__Problem to work on__:
Leave out every picture, then transcribe the rest of the listing exactly.

++++++

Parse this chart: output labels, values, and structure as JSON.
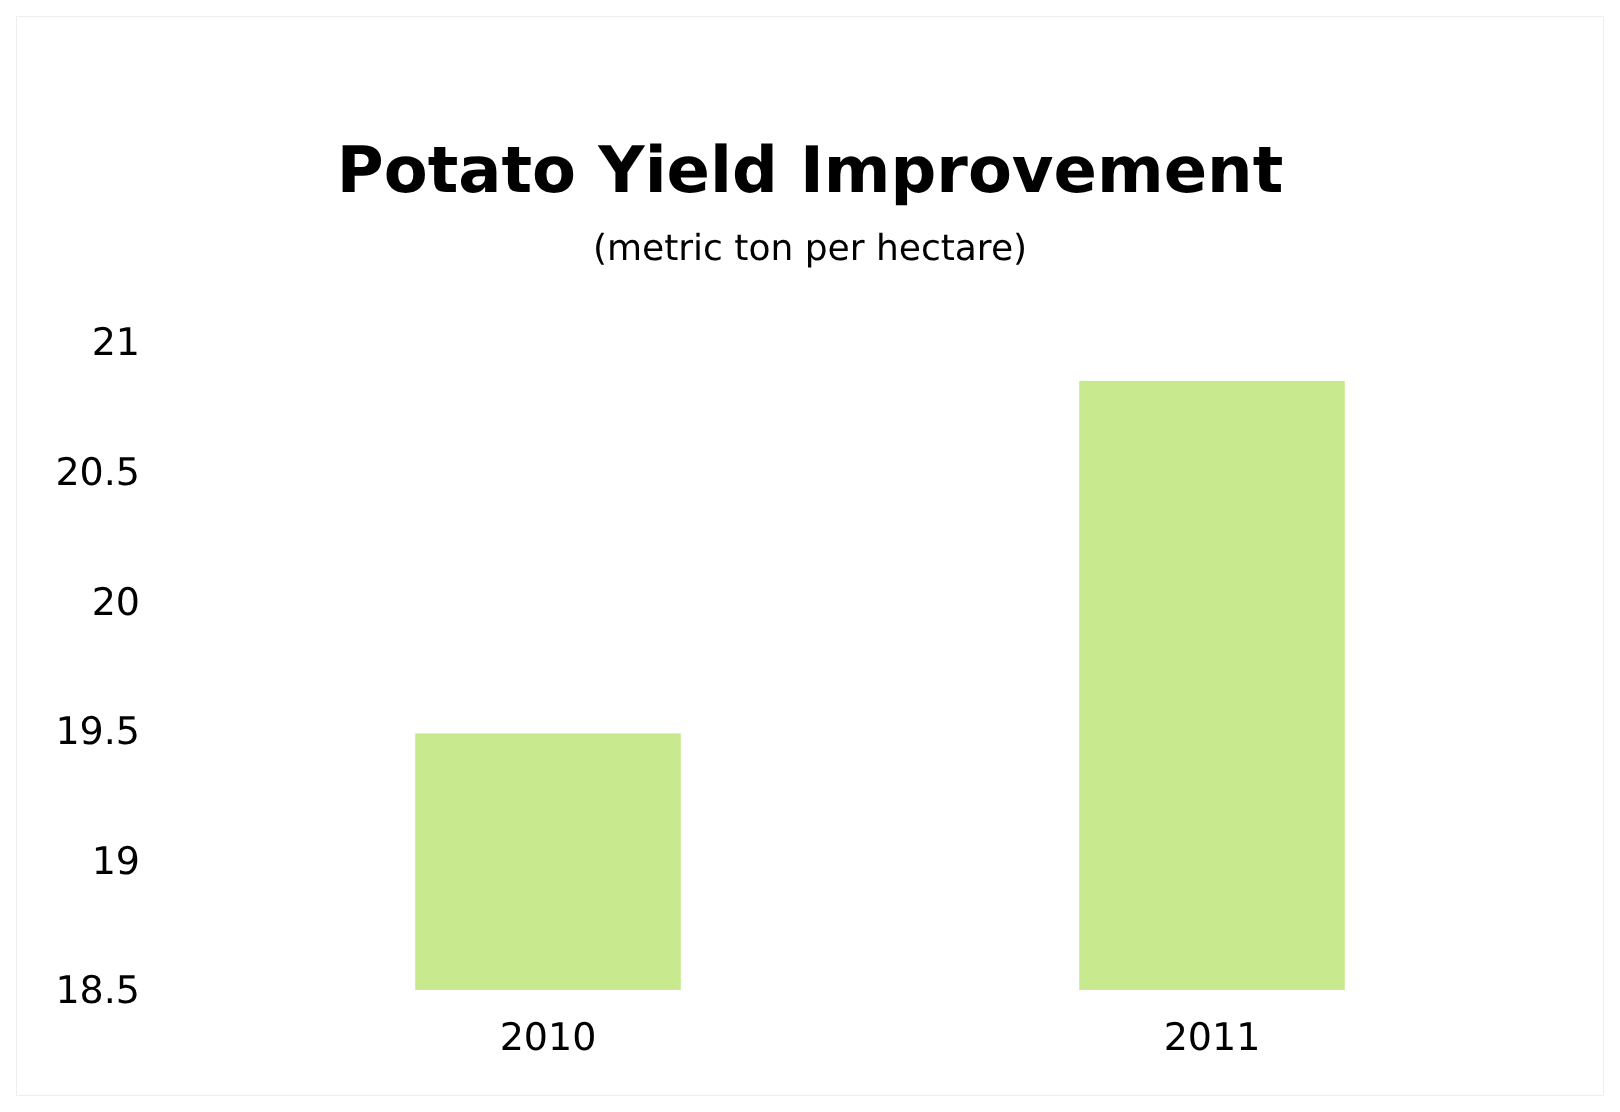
{
  "chart_data": {
    "type": "bar",
    "title": "Potato Yield Improvement",
    "subtitle": "(metric ton per hectare)",
    "categories": [
      "2010",
      "2011"
    ],
    "values": [
      19.49,
      20.85
    ],
    "color": "#c8e98e",
    "ylim": [
      18.5,
      21
    ],
    "yticks": [
      18.5,
      19,
      19.5,
      20,
      20.5,
      21
    ],
    "grid": false
  }
}
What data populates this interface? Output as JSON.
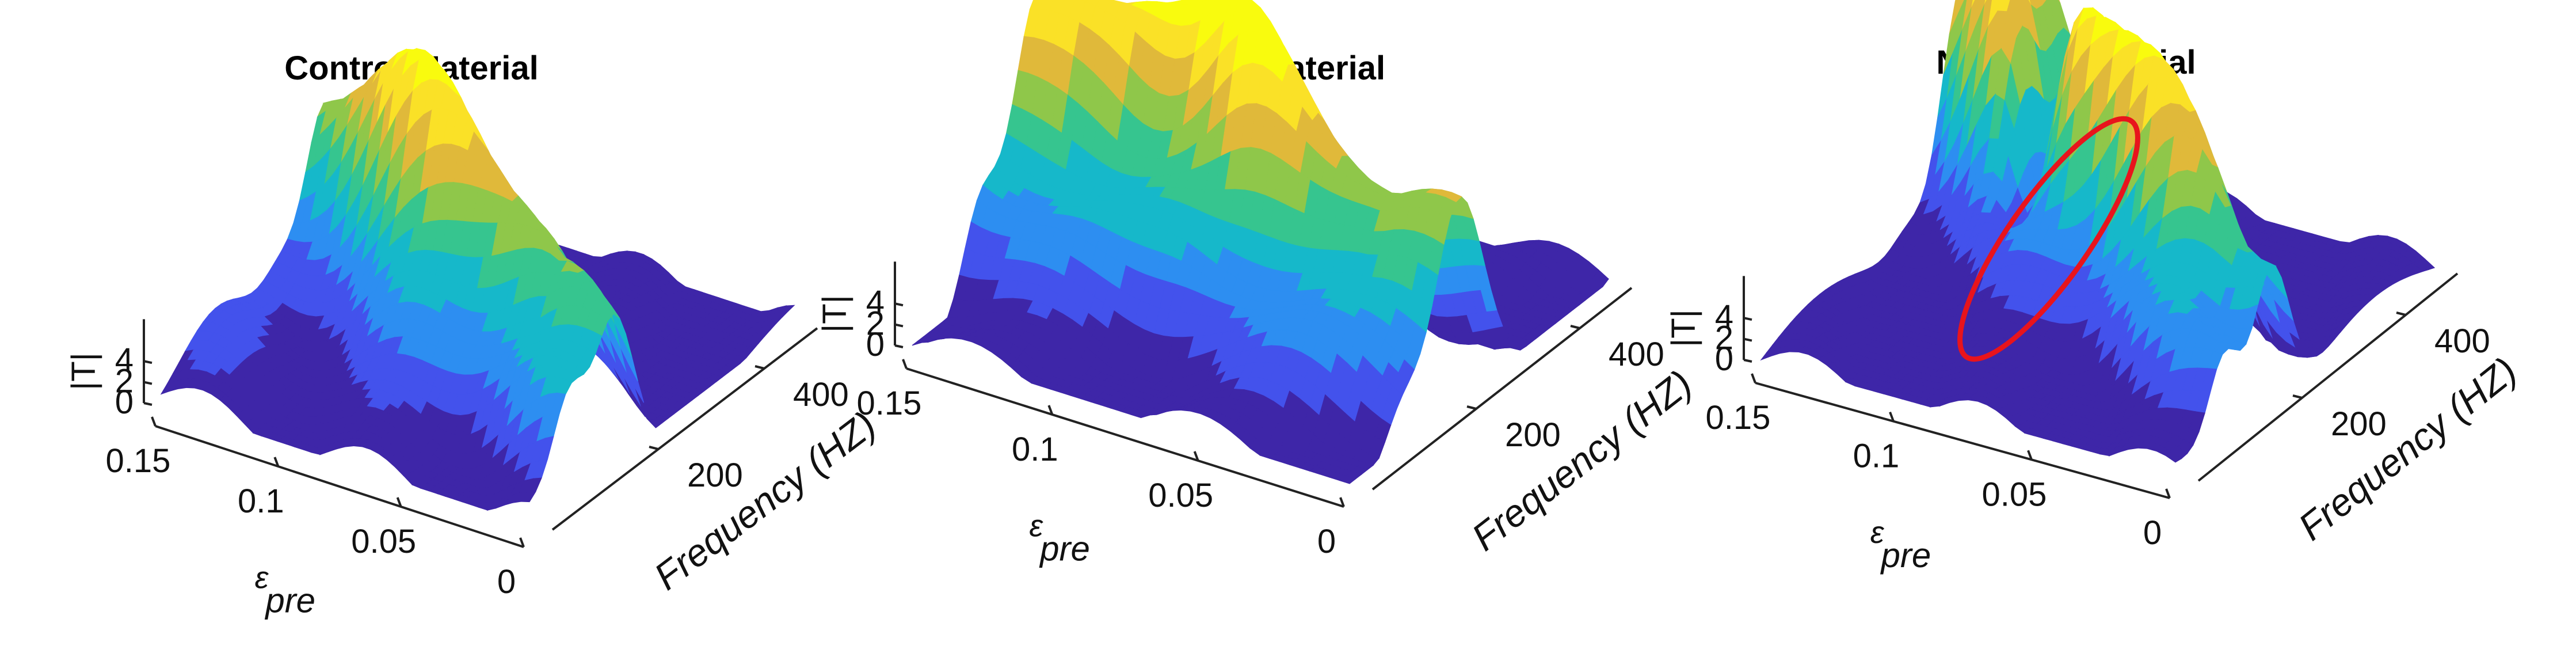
{
  "chart_data": [
    {
      "type": "surface",
      "title": "Control Material",
      "zlabel": "|T|",
      "xlabel": "ε_pre",
      "ylabel": "Frequency (HZ)",
      "x_ticks": [
        "0.15",
        "0.1",
        "0.05",
        "0"
      ],
      "y_ticks": [
        "200",
        "400"
      ],
      "z_ticks": [
        "0",
        "2",
        "4"
      ],
      "x_range": [
        0,
        0.15
      ],
      "y_range": [
        0,
        500
      ],
      "z_range": [
        0,
        4
      ],
      "colormap": [
        "#3e26a8",
        "#4352ec",
        "#2d8ef1",
        "#16b8ca",
        "#36c58f",
        "#8fc74a",
        "#e0b93a",
        "#fae127",
        "#f9fb0e"
      ],
      "peak_ridge": {
        "y_at_x_max": 250,
        "y_at_x_min": 120,
        "height": 3.6
      }
    },
    {
      "type": "surface",
      "title": "Voided Material",
      "zlabel": "|T|",
      "xlabel": "ε_pre",
      "ylabel": "Frequency (HZ)",
      "x_ticks": [
        "0.15",
        "0.1",
        "0.05",
        "0"
      ],
      "y_ticks": [
        "200",
        "400"
      ],
      "z_ticks": [
        "0",
        "2",
        "4"
      ],
      "x_range": [
        0,
        0.15
      ],
      "y_range": [
        0,
        500
      ],
      "z_range": [
        0,
        4
      ],
      "colormap": [
        "#3e26a8",
        "#4352ec",
        "#2d8ef1",
        "#16b8ca",
        "#36c58f",
        "#8fc74a",
        "#e0b93a",
        "#fae127",
        "#f9fb0e"
      ],
      "peak_ridge": {
        "y_at_x_max": 230,
        "y_at_x_min": 210,
        "height": 4.0
      }
    },
    {
      "type": "surface",
      "title": "NS Metamaterial",
      "zlabel": "|T|",
      "xlabel": "ε_pre",
      "ylabel": "Frequency (HZ)",
      "x_ticks": [
        "0.15",
        "0.1",
        "0.05",
        "0"
      ],
      "y_ticks": [
        "200",
        "400"
      ],
      "z_ticks": [
        "0",
        "2",
        "4"
      ],
      "x_range": [
        0,
        0.15
      ],
      "y_range": [
        0,
        500
      ],
      "z_range": [
        0,
        4
      ],
      "colormap": [
        "#3e26a8",
        "#4352ec",
        "#2d8ef1",
        "#16b8ca",
        "#36c58f",
        "#8fc74a",
        "#e0b93a",
        "#fae127",
        "#f9fb0e"
      ],
      "peak_ridge": {
        "y_at_x_max": 330,
        "y_at_x_min": 170,
        "height": 4.0
      },
      "annotation": {
        "shape": "ellipse",
        "color": "#e8141c"
      }
    }
  ]
}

++++++

__Exercise response__:
Parse this chart: output labels, values, and structure as JSON.
{
  "chart_data": {
    "type": "bar",
    "title": "Potato Yield Improvement",
    "subtitle": "(metric ton per hectare)",
    "categories": [
      "2010",
      "2011"
    ],
    "values": [
      19.49,
      20.85
    ],
    "color": "#c8e98e",
    "ylim": [
      18.5,
      21
    ],
    "yticks": [
      18.5,
      19,
      19.5,
      20,
      20.5,
      21
    ],
    "grid": false
  }
}
What data populates this interface? Output as JSON.
{
  "chart_data": [
    {
      "type": "surface",
      "title": "Control Material",
      "zlabel": "|T|",
      "xlabel": "ε_pre",
      "ylabel": "Frequency (HZ)",
      "x_ticks": [
        "0.15",
        "0.1",
        "0.05",
        "0"
      ],
      "y_ticks": [
        "200",
        "400"
      ],
      "z_ticks": [
        "0",
        "2",
        "4"
      ],
      "x_range": [
        0,
        0.15
      ],
      "y_range": [
        0,
        500
      ],
      "z_range": [
        0,
        4
      ],
      "colormap": [
        "#3e26a8",
        "#4352ec",
        "#2d8ef1",
        "#16b8ca",
        "#36c58f",
        "#8fc74a",
        "#e0b93a",
        "#fae127",
        "#f9fb0e"
      ],
      "peak_ridge": {
        "y_at_x_max": 250,
        "y_at_x_min": 120,
        "height": 3.6
      }
    },
    {
      "type": "surface",
      "title": "Voided Material",
      "zlabel": "|T|",
      "xlabel": "ε_pre",
      "ylabel": "Frequency (HZ)",
      "x_ticks": [
        "0.15",
        "0.1",
        "0.05",
        "0"
      ],
      "y_ticks": [
        "200",
        "400"
      ],
      "z_ticks": [
        "0",
        "2",
        "4"
      ],
      "x_range": [
        0,
        0.15
      ],
      "y_range": [
        0,
        500
      ],
      "z_range": [
        0,
        4
      ],
      "colormap": [
        "#3e26a8",
        "#4352ec",
        "#2d8ef1",
        "#16b8ca",
        "#36c58f",
        "#8fc74a",
        "#e0b93a",
        "#fae127",
        "#f9fb0e"
      ],
      "peak_ridge": {
        "y_at_x_max": 230,
        "y_at_x_min": 210,
        "height": 4.0
      }
    },
    {
      "type": "surface",
      "title": "NS Metamaterial",
      "zlabel": "|T|",
      "xlabel": "ε_pre",
      "ylabel": "Frequency (HZ)",
      "x_ticks": [
        "0.15",
        "0.1",
        "0.05",
        "0"
      ],
      "y_ticks": [
        "200",
        "400"
      ],
      "z_ticks": [
        "0",
        "2",
        "4"
      ],
      "x_range": [
        0,
        0.15
      ],
      "y_range": [
        0,
        500
      ],
      "z_range": [
        0,
        4
      ],
      "colormap": [
        "#3e26a8",
        "#4352ec",
        "#2d8ef1",
        "#16b8ca",
        "#36c58f",
        "#8fc74a",
        "#e0b93a",
        "#fae127",
        "#f9fb0e"
      ],
      "peak_ridge": {
        "y_at_x_max": 330,
        "y_at_x_min": 170,
        "height": 4.0
      },
      "annotation": {
        "shape": "ellipse",
        "color": "#e8141c"
      }
    }
  ]
}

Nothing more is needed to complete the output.